**WRITTEN TASK**
Filter the records below and copy every line containing the word "grid".

————

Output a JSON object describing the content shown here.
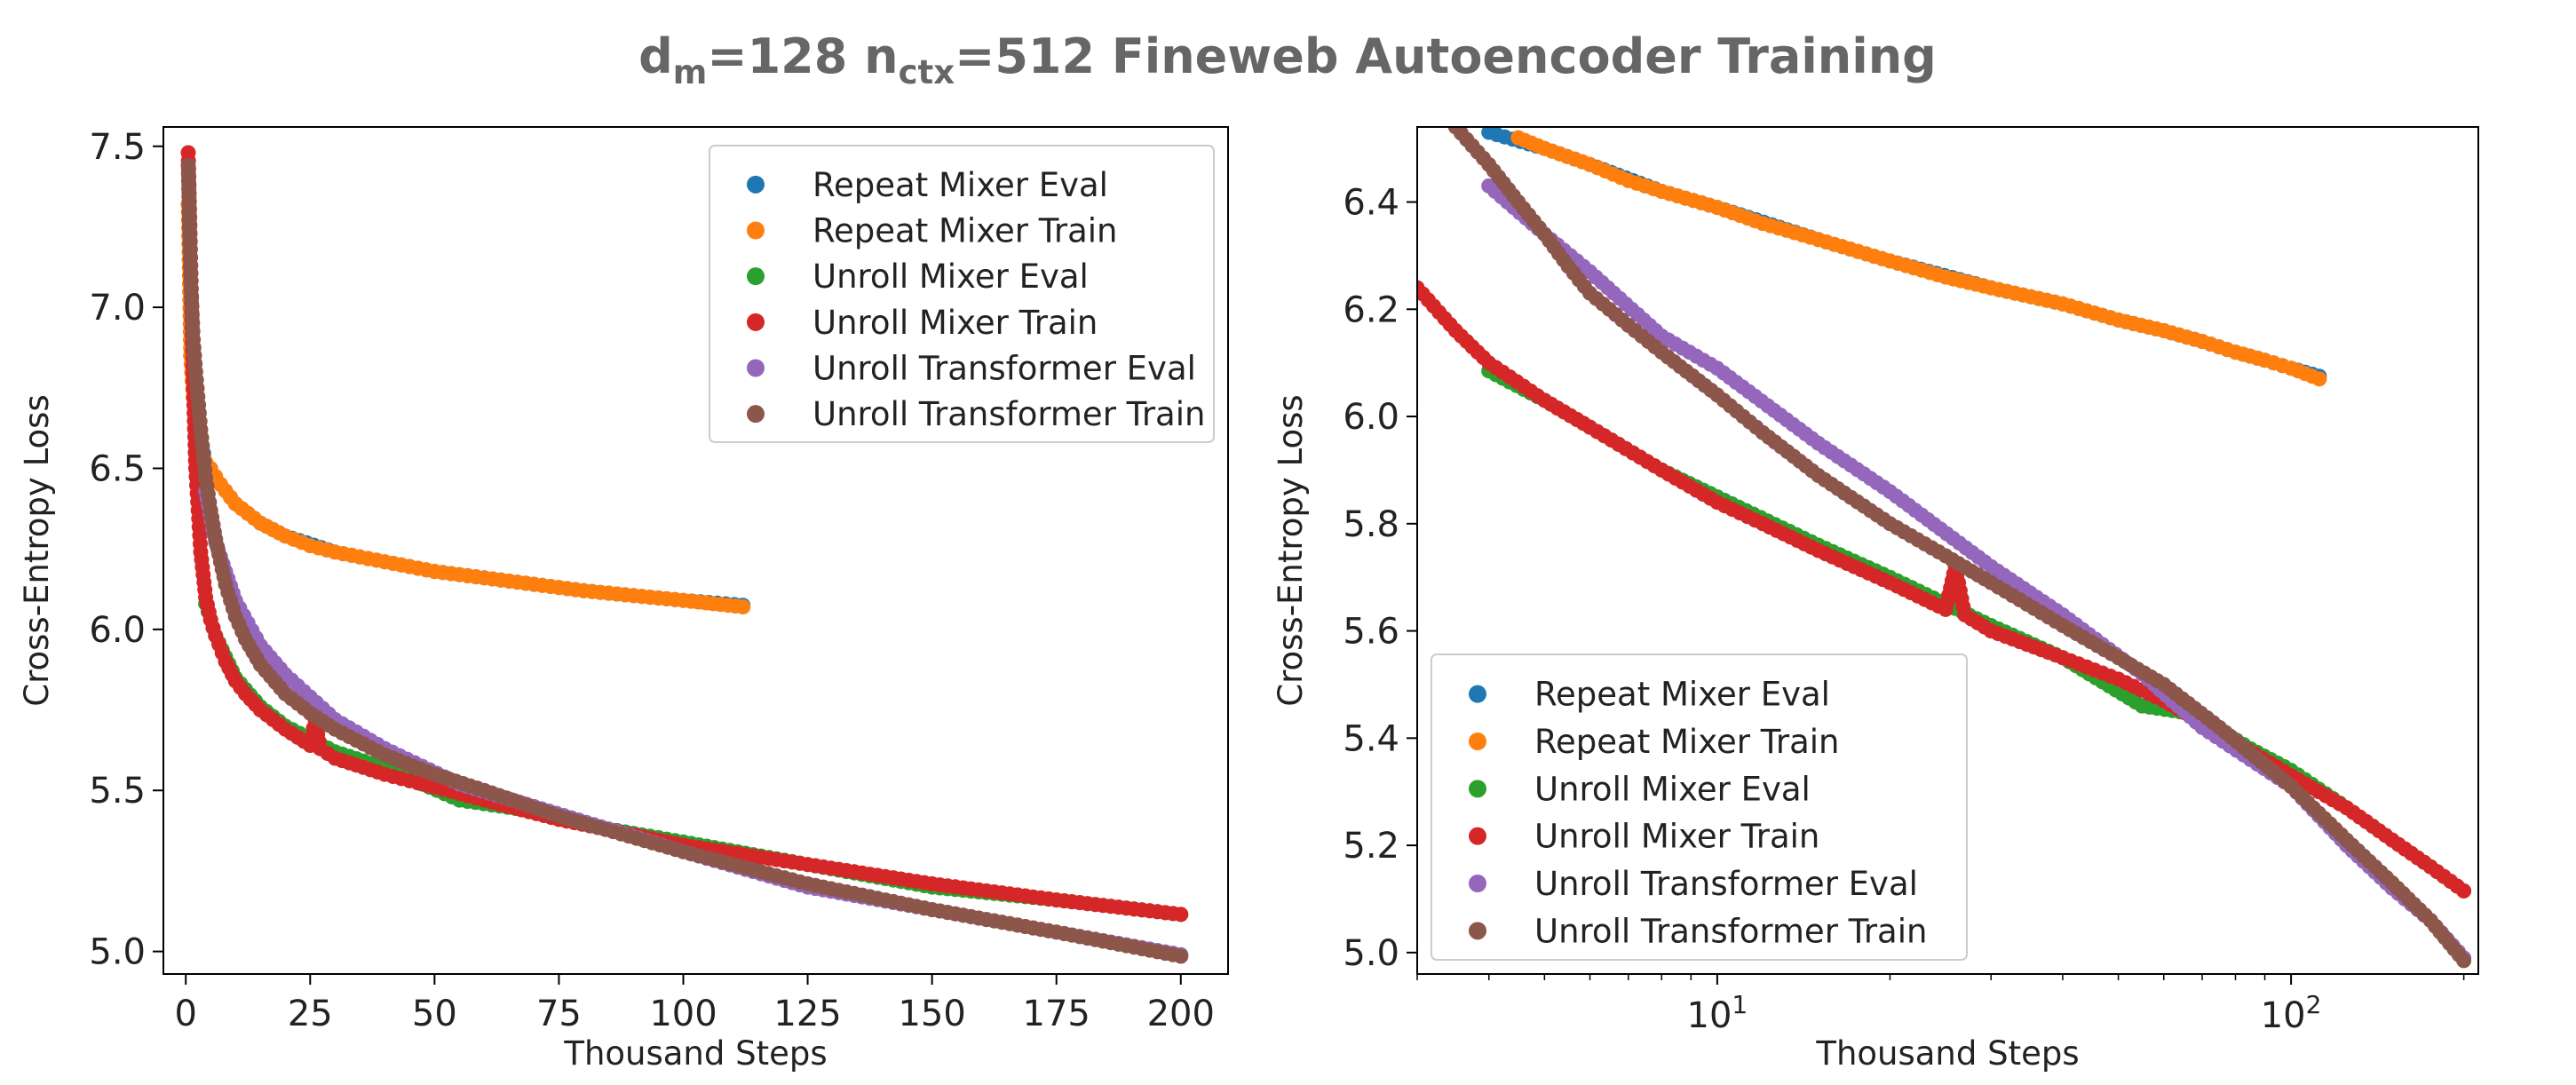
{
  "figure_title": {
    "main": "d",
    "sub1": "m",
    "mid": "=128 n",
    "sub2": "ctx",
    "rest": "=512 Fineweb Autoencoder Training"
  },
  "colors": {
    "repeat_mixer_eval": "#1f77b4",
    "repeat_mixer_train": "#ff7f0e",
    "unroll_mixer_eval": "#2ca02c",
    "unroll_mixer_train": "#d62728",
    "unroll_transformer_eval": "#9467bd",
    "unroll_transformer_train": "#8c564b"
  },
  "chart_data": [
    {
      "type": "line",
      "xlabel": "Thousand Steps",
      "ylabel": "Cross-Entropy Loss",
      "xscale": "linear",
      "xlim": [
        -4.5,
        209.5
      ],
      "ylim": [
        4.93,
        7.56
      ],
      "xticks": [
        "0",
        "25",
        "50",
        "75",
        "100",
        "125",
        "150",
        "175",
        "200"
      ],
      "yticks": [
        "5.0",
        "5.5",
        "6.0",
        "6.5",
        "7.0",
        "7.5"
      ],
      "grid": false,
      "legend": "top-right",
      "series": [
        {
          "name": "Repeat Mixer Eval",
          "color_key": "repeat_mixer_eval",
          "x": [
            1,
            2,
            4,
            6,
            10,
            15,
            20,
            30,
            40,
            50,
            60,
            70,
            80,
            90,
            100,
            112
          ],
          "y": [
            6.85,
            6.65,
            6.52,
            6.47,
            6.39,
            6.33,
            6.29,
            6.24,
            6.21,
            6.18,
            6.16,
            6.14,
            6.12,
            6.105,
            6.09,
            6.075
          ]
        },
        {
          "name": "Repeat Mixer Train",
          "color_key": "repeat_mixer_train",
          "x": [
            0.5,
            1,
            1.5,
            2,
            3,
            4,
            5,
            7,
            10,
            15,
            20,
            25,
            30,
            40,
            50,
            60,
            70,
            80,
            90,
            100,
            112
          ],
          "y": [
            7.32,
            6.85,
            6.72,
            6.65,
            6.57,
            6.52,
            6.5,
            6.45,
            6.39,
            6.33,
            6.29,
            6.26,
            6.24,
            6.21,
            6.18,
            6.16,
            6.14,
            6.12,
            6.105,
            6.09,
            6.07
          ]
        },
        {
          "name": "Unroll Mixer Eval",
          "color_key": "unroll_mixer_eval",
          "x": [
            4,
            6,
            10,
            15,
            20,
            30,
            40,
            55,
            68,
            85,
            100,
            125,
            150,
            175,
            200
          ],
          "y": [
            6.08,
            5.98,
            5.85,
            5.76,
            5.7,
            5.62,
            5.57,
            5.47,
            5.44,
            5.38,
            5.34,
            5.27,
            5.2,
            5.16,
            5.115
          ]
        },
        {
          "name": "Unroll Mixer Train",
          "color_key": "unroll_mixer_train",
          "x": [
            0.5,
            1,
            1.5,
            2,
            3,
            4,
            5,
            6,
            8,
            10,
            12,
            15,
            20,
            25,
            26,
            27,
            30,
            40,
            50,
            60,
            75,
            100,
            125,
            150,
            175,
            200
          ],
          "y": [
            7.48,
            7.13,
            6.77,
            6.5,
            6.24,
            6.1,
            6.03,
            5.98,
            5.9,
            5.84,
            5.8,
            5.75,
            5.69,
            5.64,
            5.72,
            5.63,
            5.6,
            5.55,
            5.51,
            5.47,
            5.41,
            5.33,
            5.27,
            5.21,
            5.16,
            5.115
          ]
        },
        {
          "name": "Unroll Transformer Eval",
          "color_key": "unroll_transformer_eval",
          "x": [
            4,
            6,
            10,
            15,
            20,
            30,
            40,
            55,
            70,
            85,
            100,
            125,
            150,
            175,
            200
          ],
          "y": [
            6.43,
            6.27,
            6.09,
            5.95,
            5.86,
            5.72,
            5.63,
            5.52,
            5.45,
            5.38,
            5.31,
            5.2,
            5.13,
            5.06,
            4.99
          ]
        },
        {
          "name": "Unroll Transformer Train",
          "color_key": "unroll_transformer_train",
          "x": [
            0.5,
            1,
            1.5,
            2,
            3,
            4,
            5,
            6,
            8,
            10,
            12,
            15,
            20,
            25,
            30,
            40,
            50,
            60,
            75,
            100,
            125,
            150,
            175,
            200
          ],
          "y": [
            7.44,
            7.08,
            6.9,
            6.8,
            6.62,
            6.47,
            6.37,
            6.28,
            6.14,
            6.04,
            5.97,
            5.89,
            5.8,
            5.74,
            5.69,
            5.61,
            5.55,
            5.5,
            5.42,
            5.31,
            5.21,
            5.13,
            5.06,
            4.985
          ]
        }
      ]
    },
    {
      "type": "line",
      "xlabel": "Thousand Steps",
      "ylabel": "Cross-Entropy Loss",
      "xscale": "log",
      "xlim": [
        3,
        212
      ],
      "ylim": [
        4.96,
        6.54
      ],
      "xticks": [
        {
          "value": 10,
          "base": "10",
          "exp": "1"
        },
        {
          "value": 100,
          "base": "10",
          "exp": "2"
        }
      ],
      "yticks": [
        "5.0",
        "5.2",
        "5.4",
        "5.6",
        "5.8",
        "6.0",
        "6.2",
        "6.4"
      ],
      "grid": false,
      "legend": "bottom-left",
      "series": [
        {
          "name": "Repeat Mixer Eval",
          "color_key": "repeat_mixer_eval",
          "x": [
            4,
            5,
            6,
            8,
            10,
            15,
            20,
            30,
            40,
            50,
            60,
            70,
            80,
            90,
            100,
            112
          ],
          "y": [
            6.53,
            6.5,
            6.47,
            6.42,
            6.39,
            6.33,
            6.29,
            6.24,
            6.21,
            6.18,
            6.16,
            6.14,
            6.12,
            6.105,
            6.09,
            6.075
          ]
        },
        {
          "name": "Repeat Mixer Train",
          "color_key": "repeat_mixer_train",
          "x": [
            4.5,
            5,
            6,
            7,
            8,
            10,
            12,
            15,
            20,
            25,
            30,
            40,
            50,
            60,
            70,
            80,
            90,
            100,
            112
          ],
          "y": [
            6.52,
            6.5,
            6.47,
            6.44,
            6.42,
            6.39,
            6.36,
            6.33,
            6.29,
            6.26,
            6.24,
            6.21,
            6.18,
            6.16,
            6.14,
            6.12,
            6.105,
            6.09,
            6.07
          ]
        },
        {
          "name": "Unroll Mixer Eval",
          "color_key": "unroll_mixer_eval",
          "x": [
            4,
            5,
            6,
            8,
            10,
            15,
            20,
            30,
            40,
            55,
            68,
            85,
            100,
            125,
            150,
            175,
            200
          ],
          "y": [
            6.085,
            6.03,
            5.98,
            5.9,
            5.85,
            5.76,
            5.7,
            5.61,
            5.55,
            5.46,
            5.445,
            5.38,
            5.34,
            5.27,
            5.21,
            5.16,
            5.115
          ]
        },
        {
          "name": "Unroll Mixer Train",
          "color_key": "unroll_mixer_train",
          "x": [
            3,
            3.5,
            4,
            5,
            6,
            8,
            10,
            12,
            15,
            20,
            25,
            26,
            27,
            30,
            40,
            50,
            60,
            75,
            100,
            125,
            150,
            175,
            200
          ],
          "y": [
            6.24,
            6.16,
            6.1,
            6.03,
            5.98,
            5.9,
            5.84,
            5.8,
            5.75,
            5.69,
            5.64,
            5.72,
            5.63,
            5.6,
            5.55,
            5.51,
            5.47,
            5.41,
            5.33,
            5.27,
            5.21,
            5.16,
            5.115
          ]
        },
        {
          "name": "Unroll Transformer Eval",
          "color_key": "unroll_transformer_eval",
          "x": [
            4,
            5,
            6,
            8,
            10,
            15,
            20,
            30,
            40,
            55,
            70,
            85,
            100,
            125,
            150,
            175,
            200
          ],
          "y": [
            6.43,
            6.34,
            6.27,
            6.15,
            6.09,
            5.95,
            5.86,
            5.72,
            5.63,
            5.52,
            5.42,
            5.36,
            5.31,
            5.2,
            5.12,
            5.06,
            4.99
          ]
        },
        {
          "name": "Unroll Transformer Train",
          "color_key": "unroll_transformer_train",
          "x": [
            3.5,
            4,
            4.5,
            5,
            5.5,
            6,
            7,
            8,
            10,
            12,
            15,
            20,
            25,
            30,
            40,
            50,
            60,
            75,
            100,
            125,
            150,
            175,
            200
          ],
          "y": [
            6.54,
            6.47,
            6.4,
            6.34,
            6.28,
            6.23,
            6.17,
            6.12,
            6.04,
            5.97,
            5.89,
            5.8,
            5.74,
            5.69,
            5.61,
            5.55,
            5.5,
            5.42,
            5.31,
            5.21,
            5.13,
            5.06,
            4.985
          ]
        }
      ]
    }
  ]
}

————

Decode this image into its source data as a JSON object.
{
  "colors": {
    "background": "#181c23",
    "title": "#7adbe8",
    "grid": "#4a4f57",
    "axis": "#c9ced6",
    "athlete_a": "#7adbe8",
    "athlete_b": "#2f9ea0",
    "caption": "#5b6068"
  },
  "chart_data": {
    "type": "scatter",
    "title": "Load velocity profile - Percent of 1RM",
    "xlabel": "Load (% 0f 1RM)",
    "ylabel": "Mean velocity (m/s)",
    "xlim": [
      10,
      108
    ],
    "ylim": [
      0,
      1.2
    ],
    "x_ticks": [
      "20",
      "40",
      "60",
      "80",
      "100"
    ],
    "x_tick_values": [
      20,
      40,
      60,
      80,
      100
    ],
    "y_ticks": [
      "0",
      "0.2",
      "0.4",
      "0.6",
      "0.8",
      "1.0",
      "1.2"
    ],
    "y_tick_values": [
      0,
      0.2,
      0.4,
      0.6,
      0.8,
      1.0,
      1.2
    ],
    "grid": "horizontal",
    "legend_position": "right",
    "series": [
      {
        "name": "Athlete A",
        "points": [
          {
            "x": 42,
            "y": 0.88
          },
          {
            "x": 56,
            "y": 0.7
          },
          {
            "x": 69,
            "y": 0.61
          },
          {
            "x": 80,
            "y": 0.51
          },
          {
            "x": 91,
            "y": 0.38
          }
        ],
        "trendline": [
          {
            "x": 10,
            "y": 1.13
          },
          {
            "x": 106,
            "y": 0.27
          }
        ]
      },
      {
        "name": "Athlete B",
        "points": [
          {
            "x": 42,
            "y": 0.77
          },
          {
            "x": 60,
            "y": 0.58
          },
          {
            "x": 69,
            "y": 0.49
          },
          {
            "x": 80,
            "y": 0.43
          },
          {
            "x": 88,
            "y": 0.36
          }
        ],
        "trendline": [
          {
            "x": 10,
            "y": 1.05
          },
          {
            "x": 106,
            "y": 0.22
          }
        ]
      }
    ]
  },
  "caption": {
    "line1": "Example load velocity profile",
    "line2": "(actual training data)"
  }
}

————

**EXERCISE OUTPUT**
      "grid": false,
      "grid": false,
    "grid": "#4a4f57",
    "grid": "horizontal",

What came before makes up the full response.